-- Start of RECORDS PROVIDED --
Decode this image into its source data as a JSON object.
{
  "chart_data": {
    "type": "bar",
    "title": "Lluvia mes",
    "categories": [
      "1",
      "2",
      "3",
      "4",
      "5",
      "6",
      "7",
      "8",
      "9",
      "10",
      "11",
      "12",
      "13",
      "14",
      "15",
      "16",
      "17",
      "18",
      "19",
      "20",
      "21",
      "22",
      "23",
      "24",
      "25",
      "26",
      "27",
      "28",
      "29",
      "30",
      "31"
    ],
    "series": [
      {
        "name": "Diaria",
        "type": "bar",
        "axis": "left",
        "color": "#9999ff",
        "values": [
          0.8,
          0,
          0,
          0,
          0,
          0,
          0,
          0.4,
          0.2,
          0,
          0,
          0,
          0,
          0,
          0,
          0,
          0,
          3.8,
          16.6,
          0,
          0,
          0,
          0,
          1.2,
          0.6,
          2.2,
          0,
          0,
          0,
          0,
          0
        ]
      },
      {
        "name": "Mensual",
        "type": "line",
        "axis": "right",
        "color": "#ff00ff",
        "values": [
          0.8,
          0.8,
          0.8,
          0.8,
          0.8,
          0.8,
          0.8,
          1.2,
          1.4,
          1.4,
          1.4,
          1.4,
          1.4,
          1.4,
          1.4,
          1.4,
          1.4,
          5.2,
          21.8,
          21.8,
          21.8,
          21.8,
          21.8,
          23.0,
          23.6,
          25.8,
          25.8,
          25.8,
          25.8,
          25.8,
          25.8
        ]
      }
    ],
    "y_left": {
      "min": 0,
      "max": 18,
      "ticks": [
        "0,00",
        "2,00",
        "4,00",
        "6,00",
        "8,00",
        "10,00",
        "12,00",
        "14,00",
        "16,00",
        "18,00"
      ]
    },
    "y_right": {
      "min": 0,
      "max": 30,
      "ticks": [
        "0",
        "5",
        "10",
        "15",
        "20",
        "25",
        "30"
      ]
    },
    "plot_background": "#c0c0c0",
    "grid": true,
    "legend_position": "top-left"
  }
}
-- End of RECORDS PROVIDED --
• TASK REQUIREMENTS
Copy out the full set of records precisely, leaving nothing out.

• ANSWER TO THIS PROBLEM
Decode this image into its source data as a JSON object.
{
  "chart_data": {
    "type": "bar",
    "title": "Lluvia mes",
    "categories": [
      "1",
      "2",
      "3",
      "4",
      "5",
      "6",
      "7",
      "8",
      "9",
      "10",
      "11",
      "12",
      "13",
      "14",
      "15",
      "16",
      "17",
      "18",
      "19",
      "20",
      "21",
      "22",
      "23",
      "24",
      "25",
      "26",
      "27",
      "28",
      "29",
      "30",
      "31"
    ],
    "series": [
      {
        "name": "Diaria",
        "type": "bar",
        "axis": "left",
        "color": "#9999ff",
        "values": [
          0.8,
          0,
          0,
          0,
          0,
          0,
          0,
          0.4,
          0.2,
          0,
          0,
          0,
          0,
          0,
          0,
          0,
          0,
          3.8,
          16.6,
          0,
          0,
          0,
          0,
          1.2,
          0.6,
          2.2,
          0,
          0,
          0,
          0,
          0
        ]
      },
      {
        "name": "Mensual",
        "type": "line",
        "axis": "right",
        "color": "#ff00ff",
        "values": [
          0.8,
          0.8,
          0.8,
          0.8,
          0.8,
          0.8,
          0.8,
          1.2,
          1.4,
          1.4,
          1.4,
          1.4,
          1.4,
          1.4,
          1.4,
          1.4,
          1.4,
          5.2,
          21.8,
          21.8,
          21.8,
          21.8,
          21.8,
          23.0,
          23.6,
          25.8,
          25.8,
          25.8,
          25.8,
          25.8,
          25.8
        ]
      }
    ],
    "y_left": {
      "min": 0,
      "max": 18,
      "ticks": [
        "0,00",
        "2,00",
        "4,00",
        "6,00",
        "8,00",
        "10,00",
        "12,00",
        "14,00",
        "16,00",
        "18,00"
      ]
    },
    "y_right": {
      "min": 0,
      "max": 30,
      "ticks": [
        "0",
        "5",
        "10",
        "15",
        "20",
        "25",
        "30"
      ]
    },
    "plot_background": "#c0c0c0",
    "grid": true,
    "legend_position": "top-left"
  }
}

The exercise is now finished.